> _Records for this exercise_:
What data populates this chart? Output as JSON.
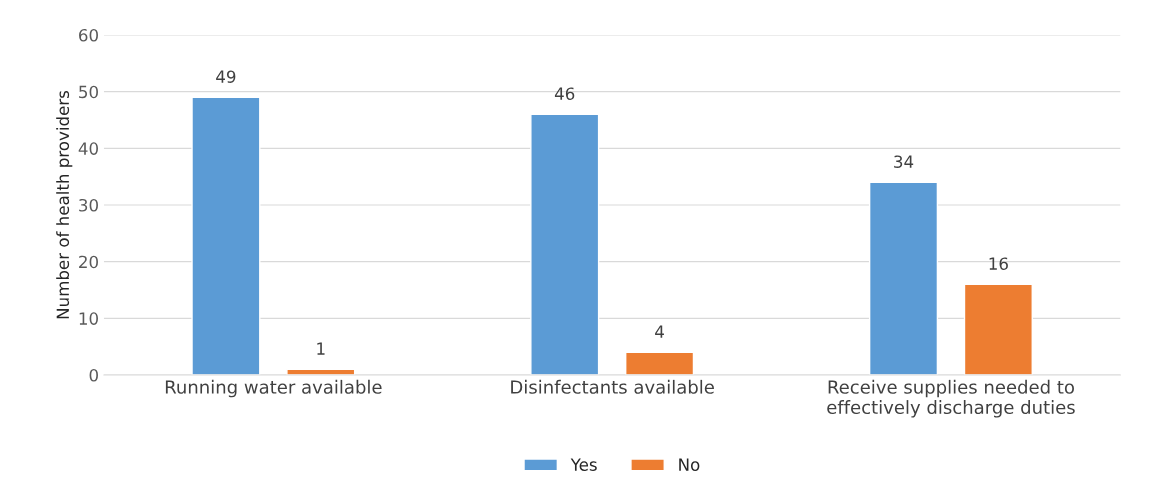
{
  "chart_data": {
    "type": "bar",
    "ylabel": "Number of health providers",
    "categories": [
      "Running water available",
      "Disinfectants available",
      "Receive supplies needed to\neffectively discharge duties"
    ],
    "series": [
      {
        "name": "Yes",
        "color": "#5b9bd5",
        "values": [
          49,
          46,
          34
        ]
      },
      {
        "name": "No",
        "color": "#ed7d31",
        "values": [
          1,
          4,
          16
        ]
      }
    ],
    "ylim": [
      0,
      60
    ],
    "yticks": [
      0,
      10,
      20,
      30,
      40,
      50,
      60
    ],
    "grid": "y",
    "legend": "bottom",
    "data_labels": true
  }
}
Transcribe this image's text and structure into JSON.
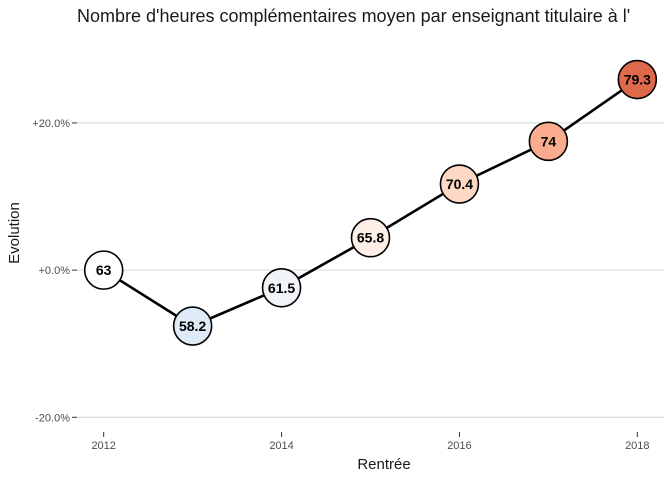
{
  "chart_data": {
    "type": "line",
    "title": "Nombre d'heures complémentaires moyen par enseignant titulaire à l'",
    "xlabel": "Rentrée",
    "ylabel": "Evolution",
    "x": [
      2012,
      2013,
      2014,
      2015,
      2016,
      2017,
      2018
    ],
    "series": [
      {
        "values": [
          0.0,
          -7.6,
          -2.4,
          4.4,
          11.7,
          17.5,
          25.9
        ],
        "point_labels": [
          "63",
          "58.2",
          "61.5",
          "65.8",
          "70.4",
          "74",
          "79.3"
        ],
        "point_colors": [
          "#ffffff",
          "#deebf7",
          "#f0f3f7",
          "#fdeee6",
          "#fdd9c5",
          "#fbac8f",
          "#e0694c"
        ]
      }
    ],
    "x_ticks": [
      2012,
      2014,
      2016,
      2018
    ],
    "x_tick_labels": [
      "2012",
      "2014",
      "2016",
      "2018"
    ],
    "y_ticks": [
      -20,
      0,
      20
    ],
    "y_tick_labels": [
      "-20.0%",
      "+0.0%",
      "+20.0%"
    ],
    "xlim": [
      2011.7,
      2018.3
    ],
    "ylim": [
      -22,
      31
    ],
    "grid": "horizontal",
    "legend": "none"
  }
}
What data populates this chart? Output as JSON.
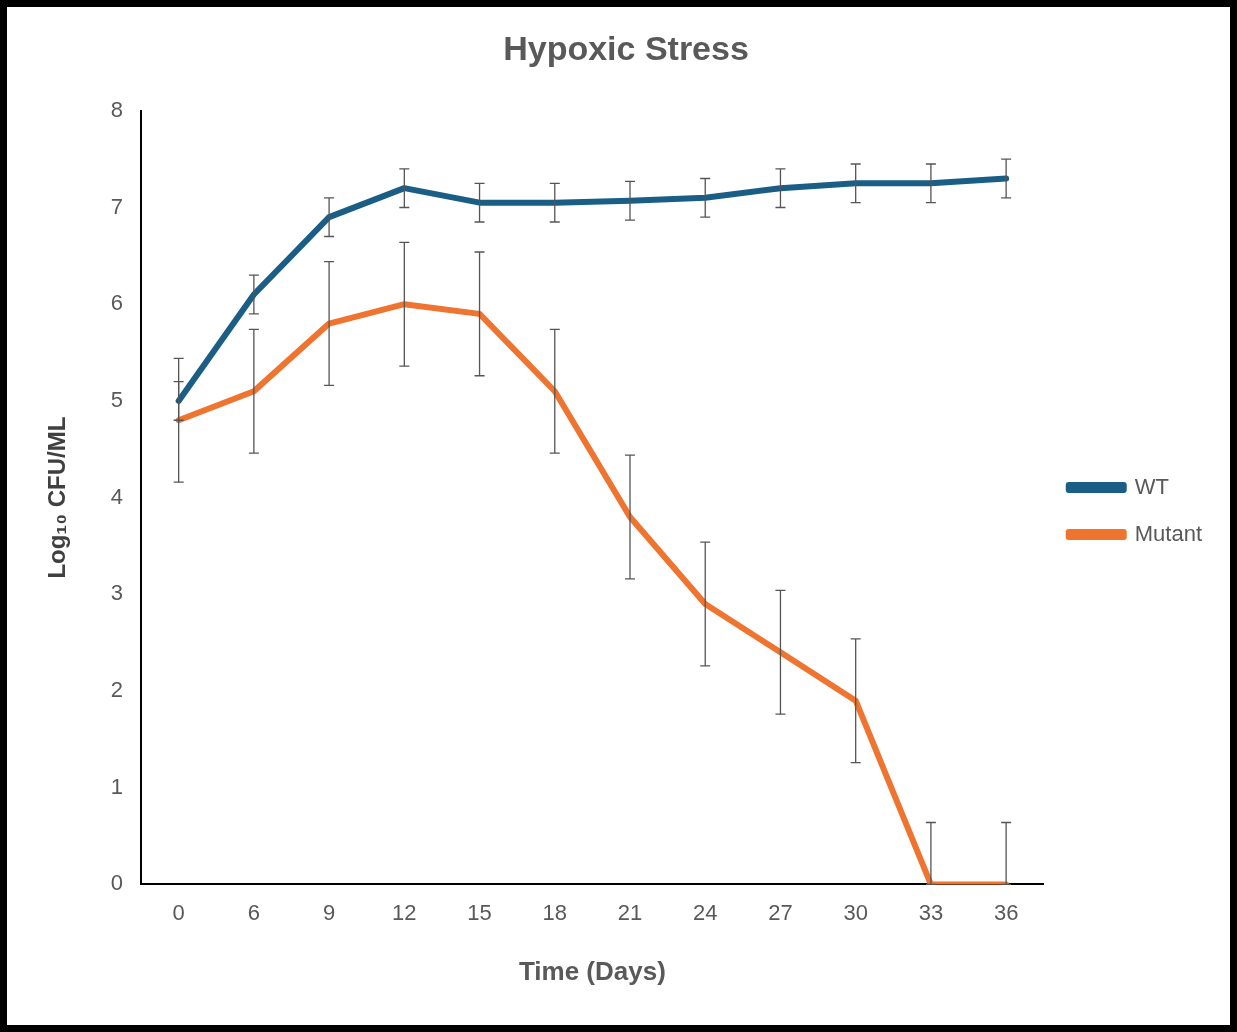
{
  "chart_data": {
    "type": "line",
    "title": "Hypoxic Stress",
    "xlabel": "Time (Days)",
    "ylabel": "Log₁₀ CFU/ML",
    "categories": [
      "0",
      "6",
      "9",
      "12",
      "15",
      "18",
      "21",
      "24",
      "27",
      "30",
      "33",
      "36"
    ],
    "series": [
      {
        "name": "WT",
        "color": "#1a5e85",
        "values": [
          5.0,
          6.1,
          6.9,
          7.2,
          7.05,
          7.05,
          7.07,
          7.1,
          7.2,
          7.25,
          7.25,
          7.3
        ],
        "errors": [
          0.2,
          0.2,
          0.2,
          0.2,
          0.2,
          0.2,
          0.2,
          0.2,
          0.2,
          0.2,
          0.2,
          0.2
        ]
      },
      {
        "name": "Mutant",
        "color": "#ee7430",
        "values": [
          4.8,
          5.1,
          5.8,
          6.0,
          5.9,
          5.1,
          3.8,
          2.9,
          2.4,
          1.9,
          0,
          0
        ],
        "errors": [
          0.64,
          0.64,
          0.64,
          0.64,
          0.64,
          0.64,
          0.64,
          0.64,
          0.64,
          0.64,
          [
            0,
            0.64
          ],
          [
            0,
            0.64
          ]
        ]
      }
    ],
    "ylim": [
      0,
      8
    ],
    "yticks": [
      0,
      1,
      2,
      3,
      4,
      5,
      6,
      7,
      8
    ],
    "grid": false,
    "legend": "right",
    "marker": "none",
    "line_style": "solid"
  }
}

> _Given request_:
Your copy should match the records word for word, with the pictures removed.

> _Solved problem_:
What data populates this chart? Output as JSON.
{
  "chart_data": {
    "type": "bar",
    "ylabel": "Number of health providers",
    "categories": [
      "Running water available",
      "Disinfectants available",
      "Receive supplies needed to\neffectively discharge duties"
    ],
    "series": [
      {
        "name": "Yes",
        "color": "#5b9bd5",
        "values": [
          49,
          46,
          34
        ]
      },
      {
        "name": "No",
        "color": "#ed7d31",
        "values": [
          1,
          4,
          16
        ]
      }
    ],
    "ylim": [
      0,
      60
    ],
    "yticks": [
      0,
      10,
      20,
      30,
      40,
      50,
      60
    ],
    "grid": "y",
    "legend": "bottom",
    "data_labels": true
  }
}
Transcribe this image's text and structure into JSON.
{
  "chart_data": {
    "type": "line",
    "title": "Nombre d'heures complémentaires moyen par enseignant titulaire à l'",
    "xlabel": "Rentrée",
    "ylabel": "Evolution",
    "x": [
      2012,
      2013,
      2014,
      2015,
      2016,
      2017,
      2018
    ],
    "series": [
      {
        "values": [
          0.0,
          -7.6,
          -2.4,
          4.4,
          11.7,
          17.5,
          25.9
        ],
        "point_labels": [
          "63",
          "58.2",
          "61.5",
          "65.8",
          "70.4",
          "74",
          "79.3"
        ],
        "point_colors": [
          "#ffffff",
          "#deebf7",
          "#f0f3f7",
          "#fdeee6",
          "#fdd9c5",
          "#fbac8f",
          "#e0694c"
        ]
      }
    ],
    "x_ticks": [
      2012,
      2014,
      2016,
      2018
    ],
    "x_tick_labels": [
      "2012",
      "2014",
      "2016",
      "2018"
    ],
    "y_ticks": [
      -20,
      0,
      20
    ],
    "y_tick_labels": [
      "-20.0%",
      "+0.0%",
      "+20.0%"
    ],
    "xlim": [
      2011.7,
      2018.3
    ],
    "ylim": [
      -22,
      31
    ],
    "grid": "horizontal",
    "legend": "none"
  }
}
What data populates this chart? Output as JSON.
{
  "chart_data": {
    "type": "line",
    "title": "Hypoxic Stress",
    "xlabel": "Time (Days)",
    "ylabel": "Log₁₀ CFU/ML",
    "categories": [
      "0",
      "6",
      "9",
      "12",
      "15",
      "18",
      "21",
      "24",
      "27",
      "30",
      "33",
      "36"
    ],
    "series": [
      {
        "name": "WT",
        "color": "#1a5e85",
        "values": [
          5.0,
          6.1,
          6.9,
          7.2,
          7.05,
          7.05,
          7.07,
          7.1,
          7.2,
          7.25,
          7.25,
          7.3
        ],
        "errors": [
          0.2,
          0.2,
          0.2,
          0.2,
          0.2,
          0.2,
          0.2,
          0.2,
          0.2,
          0.2,
          0.2,
          0.2
        ]
      },
      {
        "name": "Mutant",
        "color": "#ee7430",
        "values": [
          4.8,
          5.1,
          5.8,
          6.0,
          5.9,
          5.1,
          3.8,
          2.9,
          2.4,
          1.9,
          0,
          0
        ],
        "errors": [
          0.64,
          0.64,
          0.64,
          0.64,
          0.64,
          0.64,
          0.64,
          0.64,
          0.64,
          0.64,
          [
            0,
            0.64
          ],
          [
            0,
            0.64
          ]
        ]
      }
    ],
    "ylim": [
      0,
      8
    ],
    "yticks": [
      0,
      1,
      2,
      3,
      4,
      5,
      6,
      7,
      8
    ],
    "grid": false,
    "legend": "right",
    "marker": "none",
    "line_style": "solid"
  }
}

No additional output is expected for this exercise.